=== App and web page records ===
================================

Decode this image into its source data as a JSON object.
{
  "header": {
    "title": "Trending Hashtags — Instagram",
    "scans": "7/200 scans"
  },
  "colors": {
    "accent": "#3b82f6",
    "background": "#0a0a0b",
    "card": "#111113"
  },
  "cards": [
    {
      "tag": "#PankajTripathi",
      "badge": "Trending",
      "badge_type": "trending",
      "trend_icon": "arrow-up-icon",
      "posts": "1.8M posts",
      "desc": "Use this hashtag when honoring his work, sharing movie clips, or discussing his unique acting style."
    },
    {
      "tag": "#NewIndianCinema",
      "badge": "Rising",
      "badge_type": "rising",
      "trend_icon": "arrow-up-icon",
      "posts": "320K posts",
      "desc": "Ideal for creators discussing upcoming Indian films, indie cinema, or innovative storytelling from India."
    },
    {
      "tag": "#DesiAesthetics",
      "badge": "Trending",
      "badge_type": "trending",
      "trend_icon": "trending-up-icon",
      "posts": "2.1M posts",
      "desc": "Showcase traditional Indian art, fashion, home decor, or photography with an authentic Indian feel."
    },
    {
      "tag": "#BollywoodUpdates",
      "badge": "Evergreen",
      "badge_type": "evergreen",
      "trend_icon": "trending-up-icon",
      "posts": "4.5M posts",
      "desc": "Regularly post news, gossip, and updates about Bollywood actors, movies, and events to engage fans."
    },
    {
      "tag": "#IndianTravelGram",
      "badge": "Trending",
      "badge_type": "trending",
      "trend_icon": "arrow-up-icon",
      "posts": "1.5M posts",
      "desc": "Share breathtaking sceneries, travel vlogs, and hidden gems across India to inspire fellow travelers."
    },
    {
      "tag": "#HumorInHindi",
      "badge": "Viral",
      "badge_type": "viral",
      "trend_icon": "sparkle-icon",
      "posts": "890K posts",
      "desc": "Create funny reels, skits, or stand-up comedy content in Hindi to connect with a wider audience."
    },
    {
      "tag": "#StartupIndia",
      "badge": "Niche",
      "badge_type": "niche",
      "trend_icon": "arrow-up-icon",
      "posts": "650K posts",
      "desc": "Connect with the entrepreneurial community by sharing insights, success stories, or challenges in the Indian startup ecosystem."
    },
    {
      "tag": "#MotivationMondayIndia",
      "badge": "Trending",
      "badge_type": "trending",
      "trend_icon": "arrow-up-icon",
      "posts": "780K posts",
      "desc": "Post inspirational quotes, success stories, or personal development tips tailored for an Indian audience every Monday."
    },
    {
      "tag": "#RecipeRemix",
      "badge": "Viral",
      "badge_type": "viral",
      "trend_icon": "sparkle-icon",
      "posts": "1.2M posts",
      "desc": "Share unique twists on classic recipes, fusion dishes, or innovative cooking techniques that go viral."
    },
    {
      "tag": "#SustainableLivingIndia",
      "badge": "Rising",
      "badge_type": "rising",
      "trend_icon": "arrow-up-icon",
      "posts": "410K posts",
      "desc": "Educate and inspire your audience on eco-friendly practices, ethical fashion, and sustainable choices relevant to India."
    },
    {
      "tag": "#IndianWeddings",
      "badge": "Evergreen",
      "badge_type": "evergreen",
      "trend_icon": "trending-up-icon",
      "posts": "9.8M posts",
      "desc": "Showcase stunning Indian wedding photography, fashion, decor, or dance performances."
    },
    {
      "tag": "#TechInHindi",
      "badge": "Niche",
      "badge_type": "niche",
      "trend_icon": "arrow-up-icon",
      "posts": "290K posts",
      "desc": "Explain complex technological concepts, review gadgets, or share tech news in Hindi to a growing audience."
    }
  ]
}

================================

=== TASK DIRECTIONS ===
Each entry needs to be written out again, exactly as given.

=== TASK OUTPUT ===
Decode this image into its source data as a JSON object.
{
  "header": {
    "title": "Trending Hashtags — Instagram",
    "scans": "7/200 scans"
  },
  "colors": {
    "accent": "#3b82f6",
    "background": "#0a0a0b",
    "card": "#111113"
  },
  "cards": [
    {
      "tag": "#PankajTripathi",
      "badge": "Trending",
      "badge_type": "trending",
      "trend_icon": "arrow-up-icon",
      "posts": "1.8M posts",
      "desc": "Use this hashtag when honoring his work, sharing movie clips, or discussing his unique acting style."
    },
    {
      "tag": "#NewIndianCinema",
      "badge": "Rising",
      "badge_type": "rising",
      "trend_icon": "arrow-up-icon",
      "posts": "320K posts",
      "desc": "Ideal for creators discussing upcoming Indian films, indie cinema, or innovative storytelling from India."
    },
    {
      "tag": "#DesiAesthetics",
      "badge": "Trending",
      "badge_type": "trending",
      "trend_icon": "trending-up-icon",
      "posts": "2.1M posts",
      "desc": "Showcase traditional Indian art, fashion, home decor, or photography with an authentic Indian feel."
    },
    {
      "tag": "#BollywoodUpdates",
      "badge": "Evergreen",
      "badge_type": "evergreen",
      "trend_icon": "trending-up-icon",
      "posts": "4.5M posts",
      "desc": "Regularly post news, gossip, and updates about Bollywood actors, movies, and events to engage fans."
    },
    {
      "tag": "#IndianTravelGram",
      "badge": "Trending",
      "badge_type": "trending",
      "trend_icon": "arrow-up-icon",
      "posts": "1.5M posts",
      "desc": "Share breathtaking sceneries, travel vlogs, and hidden gems across India to inspire fellow travelers."
    },
    {
      "tag": "#HumorInHindi",
      "badge": "Viral",
      "badge_type": "viral",
      "trend_icon": "sparkle-icon",
      "posts": "890K posts",
      "desc": "Create funny reels, skits, or stand-up comedy content in Hindi to connect with a wider audience."
    },
    {
      "tag": "#StartupIndia",
      "badge": "Niche",
      "badge_type": "niche",
      "trend_icon": "arrow-up-icon",
      "posts": "650K posts",
      "desc": "Connect with the entrepreneurial community by sharing insights, success stories, or challenges in the Indian startup ecosystem."
    },
    {
      "tag": "#MotivationMondayIndia",
      "badge": "Trending",
      "badge_type": "trending",
      "trend_icon": "arrow-up-icon",
      "posts": "780K posts",
      "desc": "Post inspirational quotes, success stories, or personal development tips tailored for an Indian audience every Monday."
    },
    {
      "tag": "#RecipeRemix",
      "badge": "Viral",
      "badge_type": "viral",
      "trend_icon": "sparkle-icon",
      "posts": "1.2M posts",
      "desc": "Share unique twists on classic recipes, fusion dishes, or innovative cooking techniques that go viral."
    },
    {
      "tag": "#SustainableLivingIndia",
      "badge": "Rising",
      "badge_type": "rising",
      "trend_icon": "arrow-up-icon",
      "posts": "410K posts",
      "desc": "Educate and inspire your audience on eco-friendly practices, ethical fashion, and sustainable choices relevant to India."
    },
    {
      "tag": "#IndianWeddings",
      "badge": "Evergreen",
      "badge_type": "evergreen",
      "trend_icon": "trending-up-icon",
      "posts": "9.8M posts",
      "desc": "Showcase stunning Indian wedding photography, fashion, decor, or dance performances."
    },
    {
      "tag": "#TechInHindi",
      "badge": "Niche",
      "badge_type": "niche",
      "trend_icon": "arrow-up-icon",
      "posts": "290K posts",
      "desc": "Explain complex technological concepts, review gadgets, or share tech news in Hindi to a growing audience."
    }
  ]
}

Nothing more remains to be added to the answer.